The records that follow need to be output exactly as they are.

Saved entries ->
↓↓↓

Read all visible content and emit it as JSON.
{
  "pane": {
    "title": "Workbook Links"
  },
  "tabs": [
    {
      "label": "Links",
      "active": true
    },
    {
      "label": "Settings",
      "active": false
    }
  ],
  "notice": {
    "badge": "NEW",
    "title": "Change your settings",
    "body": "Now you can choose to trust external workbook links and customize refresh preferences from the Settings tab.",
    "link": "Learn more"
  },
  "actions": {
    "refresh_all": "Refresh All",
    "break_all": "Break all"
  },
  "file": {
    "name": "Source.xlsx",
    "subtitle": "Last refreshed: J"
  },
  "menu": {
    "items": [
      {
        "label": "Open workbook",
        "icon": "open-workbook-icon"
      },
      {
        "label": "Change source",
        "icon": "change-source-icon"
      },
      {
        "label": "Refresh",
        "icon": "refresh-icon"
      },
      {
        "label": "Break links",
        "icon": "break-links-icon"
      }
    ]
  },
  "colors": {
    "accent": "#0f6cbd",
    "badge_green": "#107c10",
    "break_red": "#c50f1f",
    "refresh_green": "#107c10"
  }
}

↑↑↑

FINAL RESULT ->
Read all visible content and emit it as JSON.
{
  "pane": {
    "title": "Workbook Links"
  },
  "tabs": [
    {
      "label": "Links",
      "active": true
    },
    {
      "label": "Settings",
      "active": false
    }
  ],
  "notice": {
    "badge": "NEW",
    "title": "Change your settings",
    "body": "Now you can choose to trust external workbook links and customize refresh preferences from the Settings tab.",
    "link": "Learn more"
  },
  "actions": {
    "refresh_all": "Refresh All",
    "break_all": "Break all"
  },
  "file": {
    "name": "Source.xlsx",
    "subtitle": "Last refreshed: J"
  },
  "menu": {
    "items": [
      {
        "label": "Open workbook",
        "icon": "open-workbook-icon"
      },
      {
        "label": "Change source",
        "icon": "change-source-icon"
      },
      {
        "label": "Refresh",
        "icon": "refresh-icon"
      },
      {
        "label": "Break links",
        "icon": "break-links-icon"
      }
    ]
  },
  "colors": {
    "accent": "#0f6cbd",
    "badge_green": "#107c10",
    "break_red": "#c50f1f",
    "refresh_green": "#107c10"
  }
}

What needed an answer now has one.